» **Objective**:
Return the listing below verbatim. Pictures do not belong in the copy.

» **Data extract**:
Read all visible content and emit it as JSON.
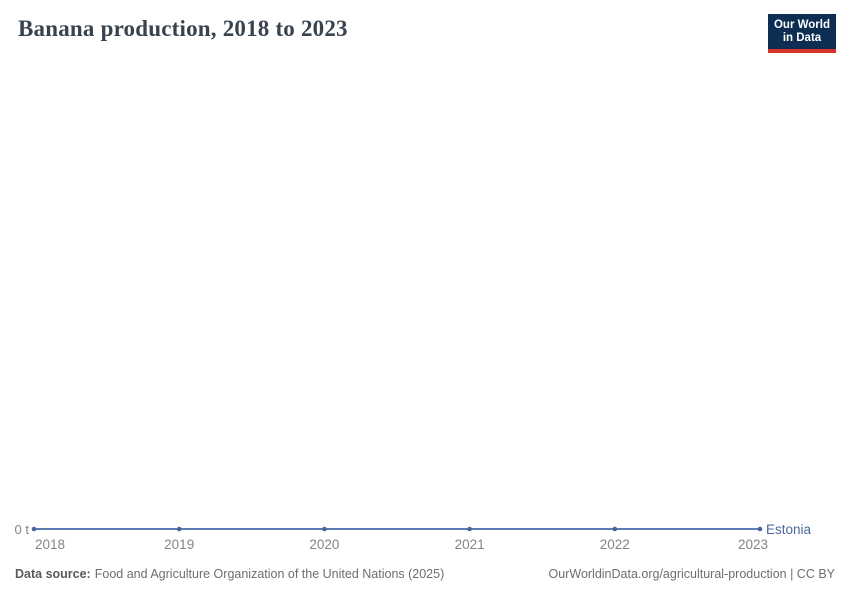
{
  "header": {
    "title": "Banana production, 2018 to 2023",
    "logo": {
      "line1": "Our World",
      "line2": "in Data"
    }
  },
  "chart_data": {
    "type": "line",
    "title": "Banana production, 2018 to 2023",
    "x": [
      2018,
      2019,
      2020,
      2021,
      2022,
      2023
    ],
    "series": [
      {
        "name": "Estonia",
        "values": [
          0,
          0,
          0,
          0,
          0,
          0
        ]
      }
    ],
    "unit": "t",
    "y_zero_label": "0 t",
    "xlim": [
      2018,
      2023
    ],
    "ylim": [
      0,
      0
    ],
    "grid": false,
    "legend_position": "end-of-line",
    "line_color": "#5d7bb4",
    "marker_color": "#47649e",
    "entity_label_color": "#4c6a9c"
  },
  "footer": {
    "source_label": "Data source:",
    "source_value": "Food and Agriculture Organization of the United Nations (2025)",
    "rights": "OurWorldinData.org/agricultural-production | CC BY"
  }
}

» **Solution to the exercise**:
Read all visible content and emit it as JSON.
{
  "header": {
    "title": "Banana production, 2018 to 2023",
    "logo": {
      "line1": "Our World",
      "line2": "in Data"
    }
  },
  "chart_data": {
    "type": "line",
    "title": "Banana production, 2018 to 2023",
    "x": [
      2018,
      2019,
      2020,
      2021,
      2022,
      2023
    ],
    "series": [
      {
        "name": "Estonia",
        "values": [
          0,
          0,
          0,
          0,
          0,
          0
        ]
      }
    ],
    "unit": "t",
    "y_zero_label": "0 t",
    "xlim": [
      2018,
      2023
    ],
    "ylim": [
      0,
      0
    ],
    "grid": false,
    "legend_position": "end-of-line",
    "line_color": "#5d7bb4",
    "marker_color": "#47649e",
    "entity_label_color": "#4c6a9c"
  },
  "footer": {
    "source_label": "Data source:",
    "source_value": "Food and Agriculture Organization of the United Nations (2025)",
    "rights": "OurWorldinData.org/agricultural-production | CC BY"
  }
}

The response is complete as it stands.